━━━━━ Supplied material ━━━━━

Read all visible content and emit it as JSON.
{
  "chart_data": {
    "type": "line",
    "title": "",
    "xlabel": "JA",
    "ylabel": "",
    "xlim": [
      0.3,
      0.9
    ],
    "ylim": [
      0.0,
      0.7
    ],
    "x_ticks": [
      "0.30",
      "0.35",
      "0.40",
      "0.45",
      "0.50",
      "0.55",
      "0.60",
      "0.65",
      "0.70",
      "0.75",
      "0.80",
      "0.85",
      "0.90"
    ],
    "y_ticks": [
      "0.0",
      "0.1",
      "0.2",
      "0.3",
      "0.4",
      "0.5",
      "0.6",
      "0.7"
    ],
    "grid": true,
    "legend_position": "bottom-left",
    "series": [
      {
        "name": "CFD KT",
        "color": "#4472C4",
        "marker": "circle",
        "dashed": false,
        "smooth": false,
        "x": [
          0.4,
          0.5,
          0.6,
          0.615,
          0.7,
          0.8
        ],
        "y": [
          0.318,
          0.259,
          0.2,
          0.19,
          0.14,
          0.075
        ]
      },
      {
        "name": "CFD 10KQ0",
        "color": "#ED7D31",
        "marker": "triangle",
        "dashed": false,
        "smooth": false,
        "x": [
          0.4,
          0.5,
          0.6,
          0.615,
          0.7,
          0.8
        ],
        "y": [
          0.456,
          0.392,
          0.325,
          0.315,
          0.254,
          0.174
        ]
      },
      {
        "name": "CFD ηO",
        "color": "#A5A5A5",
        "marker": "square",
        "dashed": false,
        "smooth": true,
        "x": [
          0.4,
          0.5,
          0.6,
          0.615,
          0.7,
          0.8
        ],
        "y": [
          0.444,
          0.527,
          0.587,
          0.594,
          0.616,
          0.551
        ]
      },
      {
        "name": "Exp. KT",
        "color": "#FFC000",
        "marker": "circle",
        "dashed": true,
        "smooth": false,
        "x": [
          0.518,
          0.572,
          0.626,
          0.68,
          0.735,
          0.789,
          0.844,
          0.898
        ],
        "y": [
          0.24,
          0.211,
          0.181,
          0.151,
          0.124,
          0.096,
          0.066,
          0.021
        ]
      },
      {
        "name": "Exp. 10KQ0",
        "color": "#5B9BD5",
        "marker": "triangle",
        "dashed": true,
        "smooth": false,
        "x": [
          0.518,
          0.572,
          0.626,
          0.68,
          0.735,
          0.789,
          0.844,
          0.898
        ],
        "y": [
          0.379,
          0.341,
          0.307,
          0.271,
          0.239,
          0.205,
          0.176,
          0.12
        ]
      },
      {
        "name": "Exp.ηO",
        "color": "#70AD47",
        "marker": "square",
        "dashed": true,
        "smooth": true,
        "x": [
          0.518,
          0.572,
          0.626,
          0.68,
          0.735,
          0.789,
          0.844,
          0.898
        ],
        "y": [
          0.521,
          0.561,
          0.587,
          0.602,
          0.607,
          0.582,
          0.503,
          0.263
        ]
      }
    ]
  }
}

━━━━━

> [Task]
Reproduce the listing shown above in its entirety, exactly.

> [Reply to the task]
Read all visible content and emit it as JSON.
{
  "chart_data": {
    "type": "line",
    "title": "",
    "xlabel": "JA",
    "ylabel": "",
    "xlim": [
      0.3,
      0.9
    ],
    "ylim": [
      0.0,
      0.7
    ],
    "x_ticks": [
      "0.30",
      "0.35",
      "0.40",
      "0.45",
      "0.50",
      "0.55",
      "0.60",
      "0.65",
      "0.70",
      "0.75",
      "0.80",
      "0.85",
      "0.90"
    ],
    "y_ticks": [
      "0.0",
      "0.1",
      "0.2",
      "0.3",
      "0.4",
      "0.5",
      "0.6",
      "0.7"
    ],
    "grid": true,
    "legend_position": "bottom-left",
    "series": [
      {
        "name": "CFD KT",
        "color": "#4472C4",
        "marker": "circle",
        "dashed": false,
        "smooth": false,
        "x": [
          0.4,
          0.5,
          0.6,
          0.615,
          0.7,
          0.8
        ],
        "y": [
          0.318,
          0.259,
          0.2,
          0.19,
          0.14,
          0.075
        ]
      },
      {
        "name": "CFD 10KQ0",
        "color": "#ED7D31",
        "marker": "triangle",
        "dashed": false,
        "smooth": false,
        "x": [
          0.4,
          0.5,
          0.6,
          0.615,
          0.7,
          0.8
        ],
        "y": [
          0.456,
          0.392,
          0.325,
          0.315,
          0.254,
          0.174
        ]
      },
      {
        "name": "CFD ηO",
        "color": "#A5A5A5",
        "marker": "square",
        "dashed": false,
        "smooth": true,
        "x": [
          0.4,
          0.5,
          0.6,
          0.615,
          0.7,
          0.8
        ],
        "y": [
          0.444,
          0.527,
          0.587,
          0.594,
          0.616,
          0.551
        ]
      },
      {
        "name": "Exp. KT",
        "color": "#FFC000",
        "marker": "circle",
        "dashed": true,
        "smooth": false,
        "x": [
          0.518,
          0.572,
          0.626,
          0.68,
          0.735,
          0.789,
          0.844,
          0.898
        ],
        "y": [
          0.24,
          0.211,
          0.181,
          0.151,
          0.124,
          0.096,
          0.066,
          0.021
        ]
      },
      {
        "name": "Exp. 10KQ0",
        "color": "#5B9BD5",
        "marker": "triangle",
        "dashed": true,
        "smooth": false,
        "x": [
          0.518,
          0.572,
          0.626,
          0.68,
          0.735,
          0.789,
          0.844,
          0.898
        ],
        "y": [
          0.379,
          0.341,
          0.307,
          0.271,
          0.239,
          0.205,
          0.176,
          0.12
        ]
      },
      {
        "name": "Exp.ηO",
        "color": "#70AD47",
        "marker": "square",
        "dashed": true,
        "smooth": true,
        "x": [
          0.518,
          0.572,
          0.626,
          0.68,
          0.735,
          0.789,
          0.844,
          0.898
        ],
        "y": [
          0.521,
          0.561,
          0.587,
          0.602,
          0.607,
          0.582,
          0.503,
          0.263
        ]
      }
    ]
  }
}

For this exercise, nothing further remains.